[Collected data]
»»

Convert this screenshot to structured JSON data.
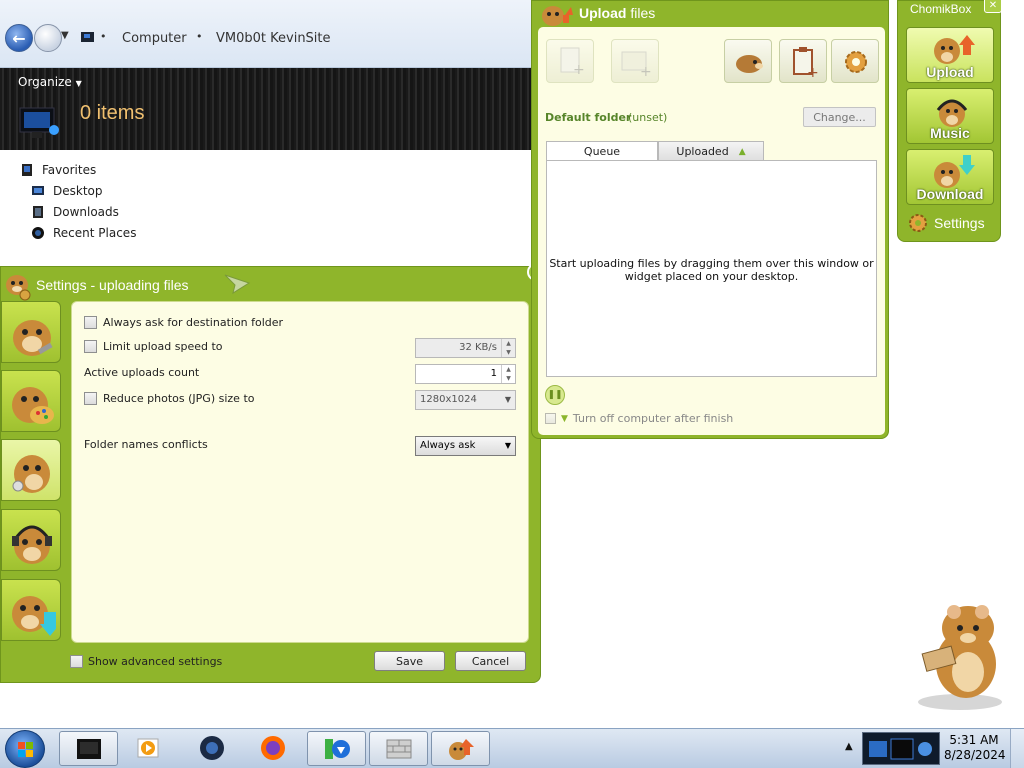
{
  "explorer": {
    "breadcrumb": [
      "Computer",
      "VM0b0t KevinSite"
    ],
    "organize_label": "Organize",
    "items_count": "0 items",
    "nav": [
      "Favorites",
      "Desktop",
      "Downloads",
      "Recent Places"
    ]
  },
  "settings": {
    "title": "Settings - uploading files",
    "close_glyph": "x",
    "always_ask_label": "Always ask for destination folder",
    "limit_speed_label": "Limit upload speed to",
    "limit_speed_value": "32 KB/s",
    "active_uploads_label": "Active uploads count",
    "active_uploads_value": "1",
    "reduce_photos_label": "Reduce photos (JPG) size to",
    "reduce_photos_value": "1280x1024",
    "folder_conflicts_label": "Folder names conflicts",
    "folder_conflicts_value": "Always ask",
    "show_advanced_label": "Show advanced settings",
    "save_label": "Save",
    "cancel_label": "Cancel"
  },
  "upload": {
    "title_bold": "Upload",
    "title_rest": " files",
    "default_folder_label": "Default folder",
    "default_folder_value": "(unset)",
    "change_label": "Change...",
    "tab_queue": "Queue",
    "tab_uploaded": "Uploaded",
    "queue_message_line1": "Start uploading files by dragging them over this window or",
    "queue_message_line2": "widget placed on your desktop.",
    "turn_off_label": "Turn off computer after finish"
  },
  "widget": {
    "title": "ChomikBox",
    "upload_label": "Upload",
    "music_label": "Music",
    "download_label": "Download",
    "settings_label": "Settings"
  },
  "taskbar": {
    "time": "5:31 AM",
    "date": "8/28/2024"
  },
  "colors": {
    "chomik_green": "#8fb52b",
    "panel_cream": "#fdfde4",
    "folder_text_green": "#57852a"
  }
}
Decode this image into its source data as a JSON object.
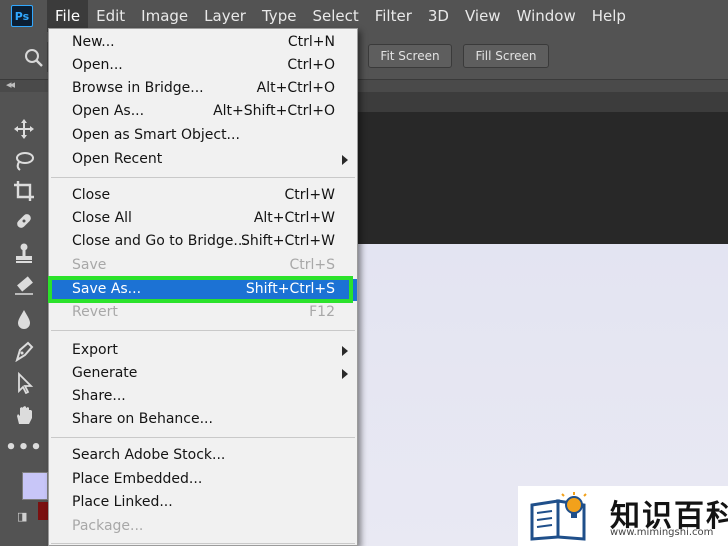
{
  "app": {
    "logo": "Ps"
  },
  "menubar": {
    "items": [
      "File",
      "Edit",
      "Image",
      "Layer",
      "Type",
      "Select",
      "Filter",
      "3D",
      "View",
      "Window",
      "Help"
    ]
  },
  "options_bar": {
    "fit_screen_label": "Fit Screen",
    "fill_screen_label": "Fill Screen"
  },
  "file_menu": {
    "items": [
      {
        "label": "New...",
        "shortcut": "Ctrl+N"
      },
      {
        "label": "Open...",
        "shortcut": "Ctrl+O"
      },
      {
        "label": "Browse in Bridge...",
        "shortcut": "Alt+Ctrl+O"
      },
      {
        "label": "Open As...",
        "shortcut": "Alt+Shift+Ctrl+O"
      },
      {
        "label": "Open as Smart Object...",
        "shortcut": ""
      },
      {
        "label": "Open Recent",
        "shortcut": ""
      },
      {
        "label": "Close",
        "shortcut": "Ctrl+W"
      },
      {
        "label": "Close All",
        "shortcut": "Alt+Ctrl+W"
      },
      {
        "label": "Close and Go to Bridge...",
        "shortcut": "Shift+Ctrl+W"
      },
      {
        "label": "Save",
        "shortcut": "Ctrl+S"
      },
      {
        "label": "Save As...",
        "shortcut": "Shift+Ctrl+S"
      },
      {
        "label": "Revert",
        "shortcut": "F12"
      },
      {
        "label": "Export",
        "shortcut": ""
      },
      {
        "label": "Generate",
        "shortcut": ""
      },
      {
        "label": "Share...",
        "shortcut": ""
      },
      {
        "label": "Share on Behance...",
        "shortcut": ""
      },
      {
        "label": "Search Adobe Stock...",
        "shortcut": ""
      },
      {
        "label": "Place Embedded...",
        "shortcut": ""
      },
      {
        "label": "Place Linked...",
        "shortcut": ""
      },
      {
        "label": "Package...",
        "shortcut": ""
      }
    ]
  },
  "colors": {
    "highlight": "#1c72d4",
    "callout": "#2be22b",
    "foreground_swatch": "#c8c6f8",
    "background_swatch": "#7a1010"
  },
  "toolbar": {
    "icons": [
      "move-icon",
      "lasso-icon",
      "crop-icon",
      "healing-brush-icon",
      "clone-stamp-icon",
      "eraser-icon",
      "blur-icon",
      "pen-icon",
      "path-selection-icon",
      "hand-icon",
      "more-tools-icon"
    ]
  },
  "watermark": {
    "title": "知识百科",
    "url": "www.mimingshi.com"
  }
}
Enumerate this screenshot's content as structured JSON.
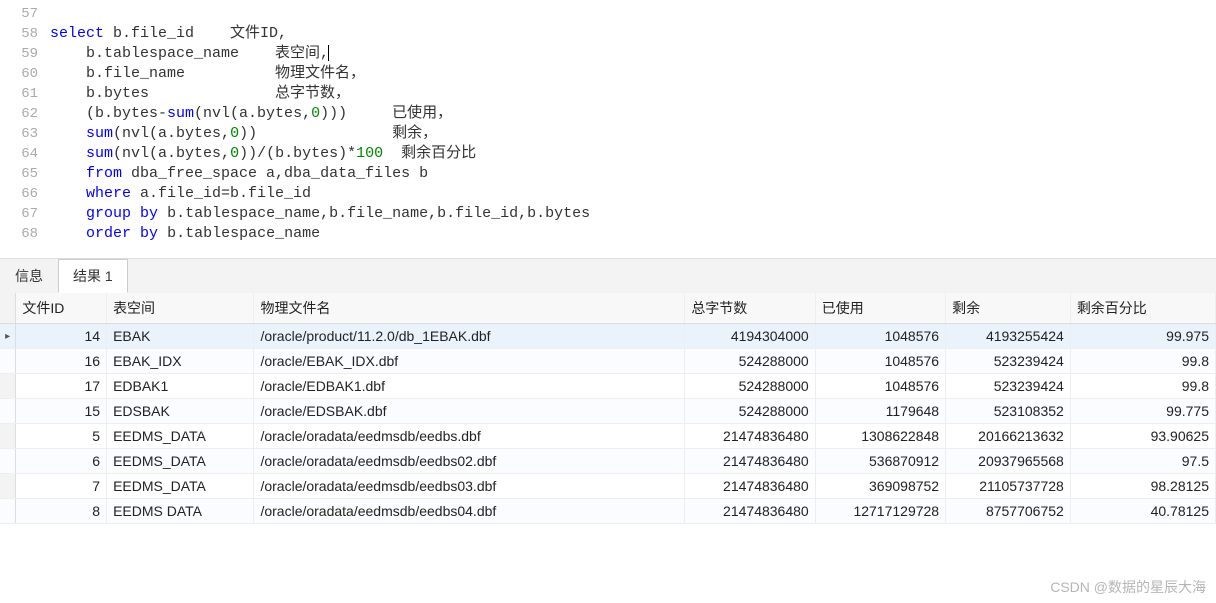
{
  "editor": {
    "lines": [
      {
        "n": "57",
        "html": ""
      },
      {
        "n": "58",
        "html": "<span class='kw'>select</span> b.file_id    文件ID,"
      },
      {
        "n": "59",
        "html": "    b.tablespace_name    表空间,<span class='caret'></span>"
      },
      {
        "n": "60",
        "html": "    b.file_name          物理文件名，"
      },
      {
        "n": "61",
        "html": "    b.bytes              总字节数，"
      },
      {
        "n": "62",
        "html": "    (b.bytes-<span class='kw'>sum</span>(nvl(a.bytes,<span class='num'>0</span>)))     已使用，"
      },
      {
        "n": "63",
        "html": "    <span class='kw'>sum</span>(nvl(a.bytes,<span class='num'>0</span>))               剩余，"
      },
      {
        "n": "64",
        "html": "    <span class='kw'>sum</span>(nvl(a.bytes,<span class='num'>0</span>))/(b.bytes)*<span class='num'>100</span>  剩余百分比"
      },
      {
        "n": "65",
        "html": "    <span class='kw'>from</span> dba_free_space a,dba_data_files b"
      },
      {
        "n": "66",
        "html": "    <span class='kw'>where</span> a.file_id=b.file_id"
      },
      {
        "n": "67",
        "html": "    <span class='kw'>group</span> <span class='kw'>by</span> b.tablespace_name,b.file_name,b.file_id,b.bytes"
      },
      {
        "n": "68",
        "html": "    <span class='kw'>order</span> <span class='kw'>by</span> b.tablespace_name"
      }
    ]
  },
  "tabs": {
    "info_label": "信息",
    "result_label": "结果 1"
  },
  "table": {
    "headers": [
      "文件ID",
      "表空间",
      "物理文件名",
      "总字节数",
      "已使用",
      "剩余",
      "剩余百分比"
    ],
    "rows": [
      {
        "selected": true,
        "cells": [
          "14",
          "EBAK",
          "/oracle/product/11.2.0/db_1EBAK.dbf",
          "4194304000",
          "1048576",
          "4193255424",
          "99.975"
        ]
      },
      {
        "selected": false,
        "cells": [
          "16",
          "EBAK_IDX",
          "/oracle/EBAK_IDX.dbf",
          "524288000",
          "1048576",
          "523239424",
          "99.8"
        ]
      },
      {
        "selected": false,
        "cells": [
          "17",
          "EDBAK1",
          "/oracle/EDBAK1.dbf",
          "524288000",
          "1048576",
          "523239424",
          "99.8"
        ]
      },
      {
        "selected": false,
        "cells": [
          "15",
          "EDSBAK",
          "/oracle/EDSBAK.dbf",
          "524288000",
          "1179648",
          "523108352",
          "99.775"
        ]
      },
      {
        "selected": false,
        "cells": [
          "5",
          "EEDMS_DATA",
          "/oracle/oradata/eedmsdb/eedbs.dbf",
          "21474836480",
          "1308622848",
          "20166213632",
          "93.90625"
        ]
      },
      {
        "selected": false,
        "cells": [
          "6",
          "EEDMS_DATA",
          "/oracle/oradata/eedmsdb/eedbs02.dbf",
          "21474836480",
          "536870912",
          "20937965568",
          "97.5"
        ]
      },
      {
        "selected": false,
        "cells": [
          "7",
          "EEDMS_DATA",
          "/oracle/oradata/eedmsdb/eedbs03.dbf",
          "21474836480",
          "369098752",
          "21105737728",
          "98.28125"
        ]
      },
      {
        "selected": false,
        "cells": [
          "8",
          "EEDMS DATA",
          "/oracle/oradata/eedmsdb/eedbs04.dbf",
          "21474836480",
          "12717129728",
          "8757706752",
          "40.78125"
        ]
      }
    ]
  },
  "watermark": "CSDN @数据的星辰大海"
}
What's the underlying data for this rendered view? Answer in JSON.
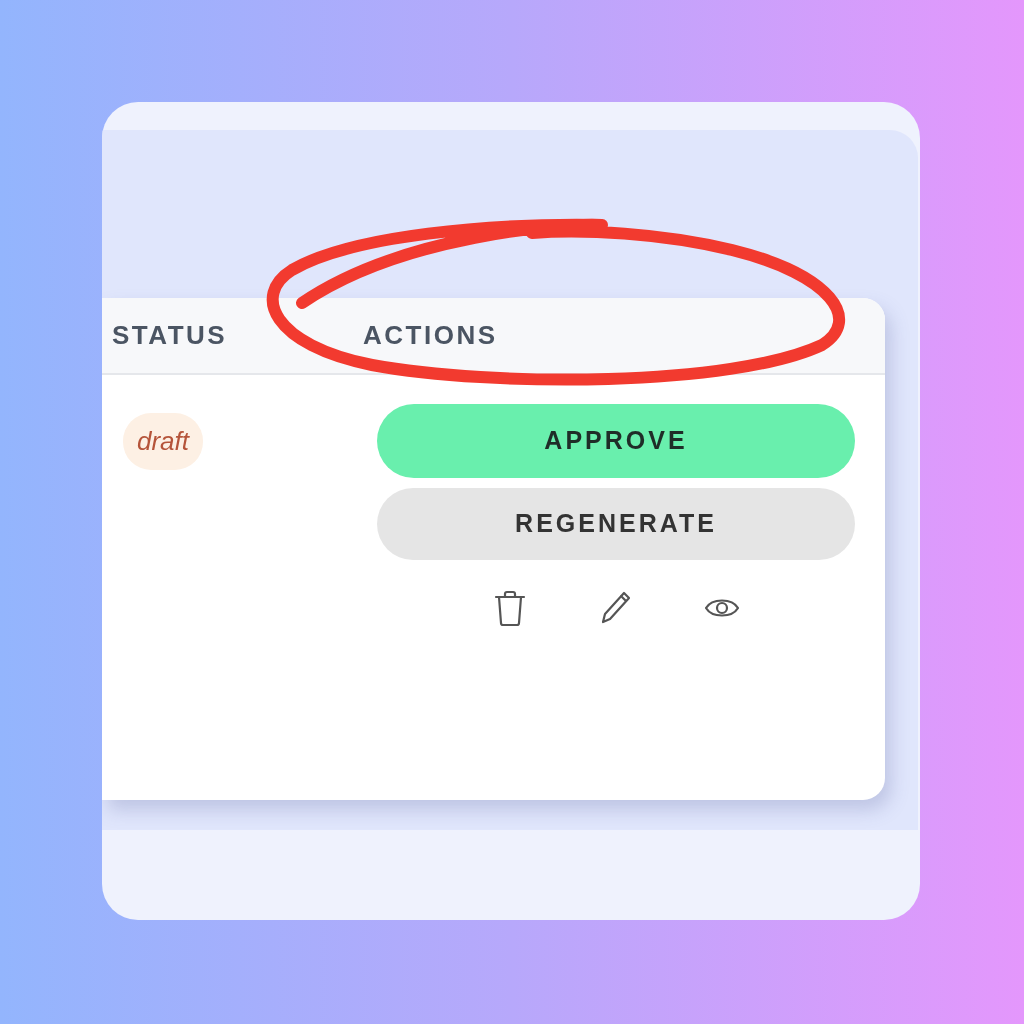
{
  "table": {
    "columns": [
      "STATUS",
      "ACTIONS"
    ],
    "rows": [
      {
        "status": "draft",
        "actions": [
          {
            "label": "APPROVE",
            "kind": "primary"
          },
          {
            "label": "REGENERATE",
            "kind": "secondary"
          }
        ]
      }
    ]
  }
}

««

DIRECTION - Do not include pictures. Copy only the lines running from the line with "What's the underlying" through the last line of the records, exactly as they appear.

TASK SOLUTION -
What's the underlying data for this rendered view? Answer in JSON.
{
  "table": {
    "columns": [
      "STATUS",
      "ACTIONS"
    ],
    "rows": [
      {
        "status": "draft",
        "actions": [
          {
            "label": "APPROVE",
            "kind": "primary"
          },
          {
            "label": "REGENERATE",
            "kind": "secondary"
          }
        ]
      }
    ]
  }
}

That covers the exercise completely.